→ **Written task**
Write out all of the lines below, exactly and completely.

----------

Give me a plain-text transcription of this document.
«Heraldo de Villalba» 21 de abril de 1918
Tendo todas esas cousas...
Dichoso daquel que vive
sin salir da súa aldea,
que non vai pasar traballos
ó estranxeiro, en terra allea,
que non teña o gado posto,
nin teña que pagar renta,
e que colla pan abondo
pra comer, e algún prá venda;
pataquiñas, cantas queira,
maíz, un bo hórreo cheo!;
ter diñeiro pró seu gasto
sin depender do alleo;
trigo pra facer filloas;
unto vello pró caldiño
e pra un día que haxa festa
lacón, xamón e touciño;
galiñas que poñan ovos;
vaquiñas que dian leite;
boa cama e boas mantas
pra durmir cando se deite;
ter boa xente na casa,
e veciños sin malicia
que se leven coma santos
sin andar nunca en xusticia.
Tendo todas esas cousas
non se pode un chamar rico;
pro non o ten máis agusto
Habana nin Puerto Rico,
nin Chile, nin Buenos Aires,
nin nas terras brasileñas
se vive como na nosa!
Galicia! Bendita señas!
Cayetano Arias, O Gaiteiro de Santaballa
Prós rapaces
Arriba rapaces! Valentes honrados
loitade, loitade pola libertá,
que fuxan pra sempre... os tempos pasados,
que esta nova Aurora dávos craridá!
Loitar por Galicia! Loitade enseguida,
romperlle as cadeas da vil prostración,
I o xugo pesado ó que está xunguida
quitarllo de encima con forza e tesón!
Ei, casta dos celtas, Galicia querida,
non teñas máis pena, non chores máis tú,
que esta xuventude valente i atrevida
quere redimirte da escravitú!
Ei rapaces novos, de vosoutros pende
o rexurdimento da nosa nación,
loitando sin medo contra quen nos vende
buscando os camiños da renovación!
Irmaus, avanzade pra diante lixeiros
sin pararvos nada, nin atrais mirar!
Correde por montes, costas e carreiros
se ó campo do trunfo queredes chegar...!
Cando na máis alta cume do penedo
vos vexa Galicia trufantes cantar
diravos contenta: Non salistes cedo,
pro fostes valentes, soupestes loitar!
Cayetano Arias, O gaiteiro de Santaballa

----------

→ **Output of the exercise**
Give me a plain-text transcription of this document.
«Heraldo de Villalba» 21 de abril de 1918
Tendo todas esas cousas...
Dichoso daquel que vive
sin salir da súa aldea,
que non vai pasar traballos
ó estranxeiro, en terra allea,
que non teña o gado posto,
nin teña que pagar renta,
e que colla pan abondo
pra comer, e algún prá venda;
pataquiñas, cantas queira,
maíz, un bo hórreo cheo!;
ter diñeiro pró seu gasto
sin depender do alleo;
trigo pra facer filloas;
unto vello pró caldiño
e pra un día que haxa festa
lacón, xamón e touciño;
galiñas que poñan ovos;
vaquiñas que dian leite;
boa cama e boas mantas
pra durmir cando se deite;
ter boa xente na casa,
e veciños sin malicia
que se leven coma santos
sin andar nunca en xusticia.
Tendo todas esas cousas
non se pode un chamar rico;
pro non o ten máis agusto
Habana nin Puerto Rico,
nin Chile, nin Buenos Aires,
nin nas terras brasileñas
se vive como na nosa!
Galicia! Bendita señas!
Cayetano Arias, O Gaiteiro de Santaballa
Prós rapaces
Arriba rapaces! Valentes honrados
loitade, loitade pola libertá,
que fuxan pra sempre... os tempos pasados,
que esta nova Aurora dávos craridá!
Loitar por Galicia! Loitade enseguida,
romperlle as cadeas da vil prostración,
I o xugo pesado ó que está xunguida
quitarllo de encima con forza e tesón!
Ei, casta dos celtas, Galicia querida,
non teñas máis pena, non chores máis tú,
que esta xuventude valente i atrevida
quere redimirte da escravitú!
Ei rapaces novos, de vosoutros pende
o rexurdimento da nosa nación,
loitando sin medo contra quen nos vende
buscando os camiños da renovación!
Irmaus, avanzade pra diante lixeiros
sin pararvos nada, nin atrais mirar!
Correde por montes, costas e carreiros
se ó campo do trunfo queredes chegar...!
Cando na máis alta cume do penedo
vos vexa Galicia trufantes cantar
diravos contenta: Non salistes cedo,
pro fostes valentes, soupestes loitar!
Cayetano Arias, O gaiteiro de Santaballa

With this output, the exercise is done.